• **Aufgabe**:
Schreibe die folgenden Daten vollständig und Zeichen für Zeichen unverändert ab.
##### Bereitgestellte Daten
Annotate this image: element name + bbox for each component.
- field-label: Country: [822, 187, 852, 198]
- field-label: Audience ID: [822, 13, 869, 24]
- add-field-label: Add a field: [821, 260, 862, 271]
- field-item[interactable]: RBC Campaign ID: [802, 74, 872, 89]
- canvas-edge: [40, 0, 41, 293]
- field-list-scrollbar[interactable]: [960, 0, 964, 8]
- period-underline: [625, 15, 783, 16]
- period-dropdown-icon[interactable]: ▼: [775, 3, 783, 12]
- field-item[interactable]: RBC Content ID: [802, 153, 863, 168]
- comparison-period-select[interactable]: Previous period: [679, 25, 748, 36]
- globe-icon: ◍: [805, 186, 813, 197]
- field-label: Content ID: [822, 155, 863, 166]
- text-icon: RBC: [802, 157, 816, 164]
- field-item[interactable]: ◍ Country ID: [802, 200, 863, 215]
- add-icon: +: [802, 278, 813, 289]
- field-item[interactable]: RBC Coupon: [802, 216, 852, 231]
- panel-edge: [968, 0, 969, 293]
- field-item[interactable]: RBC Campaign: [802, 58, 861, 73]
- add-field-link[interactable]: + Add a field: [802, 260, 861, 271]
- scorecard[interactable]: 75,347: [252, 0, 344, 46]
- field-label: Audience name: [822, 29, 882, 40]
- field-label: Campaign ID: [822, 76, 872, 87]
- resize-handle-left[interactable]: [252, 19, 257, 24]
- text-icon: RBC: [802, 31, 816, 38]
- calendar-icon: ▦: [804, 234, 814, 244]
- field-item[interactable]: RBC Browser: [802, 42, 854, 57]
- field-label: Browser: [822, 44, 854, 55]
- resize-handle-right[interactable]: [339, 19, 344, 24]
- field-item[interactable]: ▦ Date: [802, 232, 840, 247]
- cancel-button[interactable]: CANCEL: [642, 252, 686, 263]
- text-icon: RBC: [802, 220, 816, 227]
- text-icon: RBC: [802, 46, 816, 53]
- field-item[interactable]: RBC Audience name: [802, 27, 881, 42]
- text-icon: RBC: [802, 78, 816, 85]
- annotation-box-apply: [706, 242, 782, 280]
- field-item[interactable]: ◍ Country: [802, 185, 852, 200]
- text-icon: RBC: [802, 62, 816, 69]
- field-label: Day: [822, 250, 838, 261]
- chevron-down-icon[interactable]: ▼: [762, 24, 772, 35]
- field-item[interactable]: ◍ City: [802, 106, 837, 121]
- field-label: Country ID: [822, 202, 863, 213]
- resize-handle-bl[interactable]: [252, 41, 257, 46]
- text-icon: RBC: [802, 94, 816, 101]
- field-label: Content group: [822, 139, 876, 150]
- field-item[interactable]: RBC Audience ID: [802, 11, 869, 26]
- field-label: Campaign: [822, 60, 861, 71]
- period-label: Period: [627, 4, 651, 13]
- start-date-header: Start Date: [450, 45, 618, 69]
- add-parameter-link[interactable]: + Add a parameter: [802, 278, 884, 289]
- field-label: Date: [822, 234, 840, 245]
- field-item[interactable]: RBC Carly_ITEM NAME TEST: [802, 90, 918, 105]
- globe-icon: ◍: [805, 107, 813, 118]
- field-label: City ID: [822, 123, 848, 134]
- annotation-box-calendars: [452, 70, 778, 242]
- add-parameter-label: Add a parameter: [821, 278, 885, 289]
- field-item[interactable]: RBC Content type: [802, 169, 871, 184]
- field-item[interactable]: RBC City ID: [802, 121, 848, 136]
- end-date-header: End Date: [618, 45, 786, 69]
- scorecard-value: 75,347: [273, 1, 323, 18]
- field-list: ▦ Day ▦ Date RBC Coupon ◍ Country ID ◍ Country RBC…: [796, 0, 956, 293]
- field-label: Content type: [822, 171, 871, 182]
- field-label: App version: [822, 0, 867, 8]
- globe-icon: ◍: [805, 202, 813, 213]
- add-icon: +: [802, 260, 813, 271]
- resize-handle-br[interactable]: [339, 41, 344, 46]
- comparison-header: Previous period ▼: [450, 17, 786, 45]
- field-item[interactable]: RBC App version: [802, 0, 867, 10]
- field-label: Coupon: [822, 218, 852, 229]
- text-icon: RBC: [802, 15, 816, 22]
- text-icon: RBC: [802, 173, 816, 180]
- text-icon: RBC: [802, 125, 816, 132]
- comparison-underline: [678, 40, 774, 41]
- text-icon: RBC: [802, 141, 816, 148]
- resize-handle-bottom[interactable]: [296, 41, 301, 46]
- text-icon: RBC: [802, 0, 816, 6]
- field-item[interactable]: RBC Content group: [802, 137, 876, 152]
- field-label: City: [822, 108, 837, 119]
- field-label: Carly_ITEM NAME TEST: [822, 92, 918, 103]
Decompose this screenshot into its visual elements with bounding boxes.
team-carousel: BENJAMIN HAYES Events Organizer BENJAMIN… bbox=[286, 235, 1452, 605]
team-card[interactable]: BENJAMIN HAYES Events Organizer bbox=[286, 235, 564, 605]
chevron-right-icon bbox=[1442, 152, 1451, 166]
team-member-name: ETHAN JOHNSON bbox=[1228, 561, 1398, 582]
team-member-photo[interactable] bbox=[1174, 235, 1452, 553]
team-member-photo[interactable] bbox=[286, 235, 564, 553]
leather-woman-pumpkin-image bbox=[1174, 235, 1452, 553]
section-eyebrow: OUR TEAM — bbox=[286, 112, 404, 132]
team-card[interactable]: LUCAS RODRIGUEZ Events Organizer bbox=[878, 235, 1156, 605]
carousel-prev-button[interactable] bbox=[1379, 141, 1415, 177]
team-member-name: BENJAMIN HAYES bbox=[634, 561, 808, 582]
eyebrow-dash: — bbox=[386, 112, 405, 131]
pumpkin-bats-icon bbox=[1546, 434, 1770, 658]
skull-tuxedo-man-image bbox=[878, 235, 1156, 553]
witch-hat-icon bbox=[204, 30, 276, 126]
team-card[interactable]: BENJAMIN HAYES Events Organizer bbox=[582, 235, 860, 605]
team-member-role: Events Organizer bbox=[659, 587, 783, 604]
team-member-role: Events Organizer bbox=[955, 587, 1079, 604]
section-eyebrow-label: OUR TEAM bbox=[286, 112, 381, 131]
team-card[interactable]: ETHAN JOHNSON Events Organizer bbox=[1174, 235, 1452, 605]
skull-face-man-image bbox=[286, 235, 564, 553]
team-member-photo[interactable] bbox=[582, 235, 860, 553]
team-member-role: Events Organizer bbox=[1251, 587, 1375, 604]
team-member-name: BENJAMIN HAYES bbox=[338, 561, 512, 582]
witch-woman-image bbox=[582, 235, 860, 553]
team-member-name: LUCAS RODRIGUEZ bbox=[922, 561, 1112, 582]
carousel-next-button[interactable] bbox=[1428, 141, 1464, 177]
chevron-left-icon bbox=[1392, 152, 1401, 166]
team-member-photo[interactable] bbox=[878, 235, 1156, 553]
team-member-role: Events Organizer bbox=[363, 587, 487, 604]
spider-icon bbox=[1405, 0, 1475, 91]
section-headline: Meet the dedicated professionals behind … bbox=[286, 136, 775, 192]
##########
• **Lösung**:
Annotate this image: element name + bbox for each component.
- field-label: Country: [822, 187, 852, 198]
- field-label: Audience ID: [822, 13, 869, 24]
- add-field-label: Add a field: [821, 260, 862, 271]
- field-item[interactable]: RBC Campaign ID: [802, 74, 872, 89]
- canvas-edge: [40, 0, 41, 293]
- field-list-scrollbar[interactable]: [960, 0, 964, 8]
- period-underline: [625, 15, 783, 16]
- period-dropdown-icon[interactable]: ▼: [775, 3, 783, 12]
- field-item[interactable]: RBC Content ID: [802, 153, 863, 168]
- comparison-period-select[interactable]: Previous period: [679, 25, 748, 36]
- globe-icon: ◍: [805, 186, 813, 197]
- field-label: Content ID: [822, 155, 863, 166]
- text-icon: RBC: [802, 157, 816, 164]
- field-item[interactable]: ◍ Country ID: [802, 200, 863, 215]
- add-icon: +: [802, 278, 813, 289]
- field-item[interactable]: RBC Coupon: [802, 216, 852, 231]
- panel-edge: [968, 0, 969, 293]
- field-item[interactable]: RBC Campaign: [802, 58, 861, 73]
- add-field-link[interactable]: + Add a field: [802, 260, 861, 271]
- scorecard[interactable]: 75,347: [252, 0, 344, 46]
- field-label: Audience name: [822, 29, 882, 40]
- field-label: Campaign ID: [822, 76, 872, 87]
- resize-handle-left[interactable]: [252, 19, 257, 24]
- text-icon: RBC: [802, 31, 816, 38]
- calendar-icon: ▦: [804, 234, 814, 244]
- field-item[interactable]: RBC Browser: [802, 42, 854, 57]
- field-label: Browser: [822, 44, 854, 55]
- resize-handle-right[interactable]: [339, 19, 344, 24]
- field-item[interactable]: ▦ Date: [802, 232, 840, 247]
- cancel-button[interactable]: CANCEL: [642, 252, 686, 263]
- text-icon: RBC: [802, 220, 816, 227]
- text-icon: RBC: [802, 46, 816, 53]
- field-item[interactable]: RBC Audience name: [802, 27, 881, 42]
- text-icon: RBC: [802, 78, 816, 85]
- annotation-box-apply: [706, 242, 782, 280]
- field-item[interactable]: ◍ Country: [802, 185, 852, 200]
- text-icon: RBC: [802, 62, 816, 69]
- field-label: Day: [822, 250, 838, 261]
- chevron-down-icon[interactable]: ▼: [762, 24, 772, 35]
- field-item[interactable]: ◍ City: [802, 106, 837, 121]
- field-label: Country ID: [822, 202, 863, 213]
- resize-handle-bl[interactable]: [252, 41, 257, 46]
- text-icon: RBC: [802, 94, 816, 101]
- field-label: Content group: [822, 139, 876, 150]
- field-item[interactable]: RBC Audience ID: [802, 11, 869, 26]
- field-label: Campaign: [822, 60, 861, 71]
- period-label: Period: [627, 4, 651, 13]
- start-date-header: Start Date: [450, 45, 618, 69]
- add-parameter-link[interactable]: + Add a parameter: [802, 278, 884, 289]
- field-label: Date: [822, 234, 840, 245]
- field-item[interactable]: RBC Carly_ITEM NAME TEST: [802, 90, 918, 105]
- globe-icon: ◍: [805, 107, 813, 118]
- field-label: City ID: [822, 123, 848, 134]
- annotation-box-calendars: [452, 70, 778, 242]
- add-parameter-label: Add a parameter: [821, 278, 885, 289]
- field-item[interactable]: RBC Content type: [802, 169, 871, 184]
- field-item[interactable]: RBC City ID: [802, 121, 848, 136]
- end-date-header: End Date: [618, 45, 786, 69]
- scorecard-value: 75,347: [273, 1, 323, 18]
- field-list: ▦ Day ▦ Date RBC Coupon ◍ Country ID ◍ Country RBC…: [796, 0, 956, 293]
- field-label: Content type: [822, 171, 871, 182]
- field-label: App version: [822, 0, 867, 8]
- globe-icon: ◍: [805, 202, 813, 213]
- add-icon: +: [802, 260, 813, 271]
- resize-handle-br[interactable]: [339, 41, 344, 46]
- comparison-header: Previous period ▼: [450, 17, 786, 45]
- field-item[interactable]: RBC App version: [802, 0, 867, 10]
- field-label: Coupon: [822, 218, 852, 229]
- text-icon: RBC: [802, 15, 816, 22]
- text-icon: RBC: [802, 173, 816, 180]
- text-icon: RBC: [802, 125, 816, 132]
- comparison-underline: [678, 40, 774, 41]
- text-icon: RBC: [802, 141, 816, 148]
- resize-handle-bottom[interactable]: [296, 41, 301, 46]
- text-icon: RBC: [802, 0, 816, 6]
- field-item[interactable]: RBC Content group: [802, 137, 876, 152]
- field-label: City: [822, 108, 837, 119]
- field-label: Carly_ITEM NAME TEST: [822, 92, 918, 103]
Decompose this screenshot into its visual elements with bounding boxes.
team-carousel: BENJAMIN HAYES Events Organizer BENJAMIN… bbox=[286, 235, 1452, 605]
team-card[interactable]: BENJAMIN HAYES Events Organizer bbox=[286, 235, 564, 605]
chevron-right-icon bbox=[1442, 152, 1451, 166]
team-member-name: ETHAN JOHNSON bbox=[1228, 561, 1398, 582]
team-member-photo[interactable] bbox=[1174, 235, 1452, 553]
team-member-photo[interactable] bbox=[286, 235, 564, 553]
leather-woman-pumpkin-image bbox=[1174, 235, 1452, 553]
section-eyebrow: OUR TEAM — bbox=[286, 112, 404, 132]
team-card[interactable]: LUCAS RODRIGUEZ Events Organizer bbox=[878, 235, 1156, 605]
carousel-prev-button[interactable] bbox=[1379, 141, 1415, 177]
team-member-name: BENJAMIN HAYES bbox=[634, 561, 808, 582]
eyebrow-dash: — bbox=[386, 112, 405, 131]
pumpkin-bats-icon bbox=[1546, 434, 1770, 658]
skull-tuxedo-man-image bbox=[878, 235, 1156, 553]
witch-hat-icon bbox=[204, 30, 276, 126]
team-card[interactable]: BENJAMIN HAYES Events Organizer bbox=[582, 235, 860, 605]
team-member-role: Events Organizer bbox=[659, 587, 783, 604]
team-member-role: Events Organizer bbox=[955, 587, 1079, 604]
section-eyebrow-label: OUR TEAM bbox=[286, 112, 381, 131]
team-card[interactable]: ETHAN JOHNSON Events Organizer bbox=[1174, 235, 1452, 605]
skull-face-man-image bbox=[286, 235, 564, 553]
team-member-photo[interactable] bbox=[582, 235, 860, 553]
team-member-role: Events Organizer bbox=[1251, 587, 1375, 604]
team-member-name: BENJAMIN HAYES bbox=[338, 561, 512, 582]
witch-woman-image bbox=[582, 235, 860, 553]
team-member-name: LUCAS RODRIGUEZ bbox=[922, 561, 1112, 582]
carousel-next-button[interactable] bbox=[1428, 141, 1464, 177]
chevron-left-icon bbox=[1392, 152, 1401, 166]
team-member-photo[interactable] bbox=[878, 235, 1156, 553]
team-member-role: Events Organizer bbox=[363, 587, 487, 604]
spider-icon bbox=[1405, 0, 1475, 91]
section-headline: Meet the dedicated professionals behind … bbox=[286, 136, 775, 192]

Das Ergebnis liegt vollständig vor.